● **WORK INSTRUCTIONS**:
Retype all of the data exactly as given.

● **EXERCISE INPUTS**:

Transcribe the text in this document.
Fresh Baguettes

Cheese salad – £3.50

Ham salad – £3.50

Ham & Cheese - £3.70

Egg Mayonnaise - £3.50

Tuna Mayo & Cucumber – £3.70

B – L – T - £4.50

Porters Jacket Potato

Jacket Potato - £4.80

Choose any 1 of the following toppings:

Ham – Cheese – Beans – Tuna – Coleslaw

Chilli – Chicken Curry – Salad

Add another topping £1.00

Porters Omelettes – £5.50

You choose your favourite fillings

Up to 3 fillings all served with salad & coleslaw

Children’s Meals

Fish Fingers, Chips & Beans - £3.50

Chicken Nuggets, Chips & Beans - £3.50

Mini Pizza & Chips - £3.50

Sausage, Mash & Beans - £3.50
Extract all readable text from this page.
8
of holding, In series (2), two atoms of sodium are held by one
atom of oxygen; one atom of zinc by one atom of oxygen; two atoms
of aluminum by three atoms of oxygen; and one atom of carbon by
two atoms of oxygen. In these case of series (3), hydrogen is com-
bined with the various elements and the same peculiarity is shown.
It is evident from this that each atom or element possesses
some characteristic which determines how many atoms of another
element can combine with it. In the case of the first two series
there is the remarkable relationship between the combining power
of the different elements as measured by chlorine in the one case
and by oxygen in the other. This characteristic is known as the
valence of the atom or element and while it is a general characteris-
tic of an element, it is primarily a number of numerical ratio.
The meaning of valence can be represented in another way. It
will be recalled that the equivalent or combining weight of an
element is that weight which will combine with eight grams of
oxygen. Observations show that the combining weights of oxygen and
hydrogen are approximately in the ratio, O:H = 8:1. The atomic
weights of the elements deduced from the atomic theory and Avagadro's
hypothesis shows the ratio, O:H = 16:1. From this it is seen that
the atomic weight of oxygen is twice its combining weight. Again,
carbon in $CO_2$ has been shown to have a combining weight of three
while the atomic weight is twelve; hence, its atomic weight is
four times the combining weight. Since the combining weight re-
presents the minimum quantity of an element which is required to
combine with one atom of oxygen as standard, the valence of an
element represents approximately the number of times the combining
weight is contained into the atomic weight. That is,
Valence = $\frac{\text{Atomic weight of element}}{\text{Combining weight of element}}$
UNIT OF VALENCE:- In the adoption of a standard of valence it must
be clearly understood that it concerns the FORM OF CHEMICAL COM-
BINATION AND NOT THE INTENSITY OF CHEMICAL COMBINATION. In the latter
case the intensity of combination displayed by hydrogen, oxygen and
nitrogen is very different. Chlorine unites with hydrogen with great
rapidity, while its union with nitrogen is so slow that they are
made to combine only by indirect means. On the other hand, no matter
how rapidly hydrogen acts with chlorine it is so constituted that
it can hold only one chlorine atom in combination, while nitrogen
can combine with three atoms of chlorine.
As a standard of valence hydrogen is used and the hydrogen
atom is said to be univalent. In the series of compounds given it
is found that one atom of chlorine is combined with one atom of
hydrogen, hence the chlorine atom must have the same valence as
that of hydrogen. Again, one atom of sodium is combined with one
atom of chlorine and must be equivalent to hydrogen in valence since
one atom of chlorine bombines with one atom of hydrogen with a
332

● **OUTPUT BELOW**:
Transcribe the text in this document.
Fresh Baguettes

Cheese salad – £3.50

Ham salad – £3.50

Ham & Cheese - £3.70

Egg Mayonnaise - £3.50

Tuna Mayo & Cucumber – £3.70

B – L – T - £4.50

Porters Jacket Potato

Jacket Potato - £4.80

Choose any 1 of the following toppings:

Ham – Cheese – Beans – Tuna – Coleslaw

Chilli – Chicken Curry – Salad

Add another topping £1.00

Porters Omelettes – £5.50

You choose your favourite fillings

Up to 3 fillings all served with salad & coleslaw

Children’s Meals

Fish Fingers, Chips & Beans - £3.50

Chicken Nuggets, Chips & Beans - £3.50

Mini Pizza & Chips - £3.50

Sausage, Mash & Beans - £3.50
Extract all readable text from this page.
8
of holding, In series (2), two atoms of sodium are held by one
atom of oxygen; one atom of zinc by one atom of oxygen; two atoms
of aluminum by three atoms of oxygen; and one atom of carbon by
two atoms of oxygen. In these case of series (3), hydrogen is com-
bined with the various elements and the same peculiarity is shown.
It is evident from this that each atom or element possesses
some characteristic which determines how many atoms of another
element can combine with it. In the case of the first two series
there is the remarkable relationship between the combining power
of the different elements as measured by chlorine in the one case
and by oxygen in the other. This characteristic is known as the
valence of the atom or element and while it is a general characteris-
tic of an element, it is primarily a number of numerical ratio.
The meaning of valence can be represented in another way. It
will be recalled that the equivalent or combining weight of an
element is that weight which will combine with eight grams of
oxygen. Observations show that the combining weights of oxygen and
hydrogen are approximately in the ratio, O:H = 8:1. The atomic
weights of the elements deduced from the atomic theory and Avagadro's
hypothesis shows the ratio, O:H = 16:1. From this it is seen that
the atomic weight of oxygen is twice its combining weight. Again,
carbon in $CO_2$ has been shown to have a combining weight of three
while the atomic weight is twelve; hence, its atomic weight is
four times the combining weight. Since the combining weight re-
presents the minimum quantity of an element which is required to
combine with one atom of oxygen as standard, the valence of an
element represents approximately the number of times the combining
weight is contained into the atomic weight. That is,
Valence = $\frac{\text{Atomic weight of element}}{\text{Combining weight of element}}$
UNIT OF VALENCE:- In the adoption of a standard of valence it must
be clearly understood that it concerns the FORM OF CHEMICAL COM-
BINATION AND NOT THE INTENSITY OF CHEMICAL COMBINATION. In the latter
case the intensity of combination displayed by hydrogen, oxygen and
nitrogen is very different. Chlorine unites with hydrogen with great
rapidity, while its union with nitrogen is so slow that they are
made to combine only by indirect means. On the other hand, no matter
how rapidly hydrogen acts with chlorine it is so constituted that
it can hold only one chlorine atom in combination, while nitrogen
can combine with three atoms of chlorine.
As a standard of valence hydrogen is used and the hydrogen
atom is said to be univalent. In the series of compounds given it
is found that one atom of chlorine is combined with one atom of
hydrogen, hence the chlorine atom must have the same valence as
that of hydrogen. Again, one atom of sodium is combined with one
atom of chlorine and must be equivalent to hydrogen in valence since
one atom of chlorine bombines with one atom of hydrogen with a
332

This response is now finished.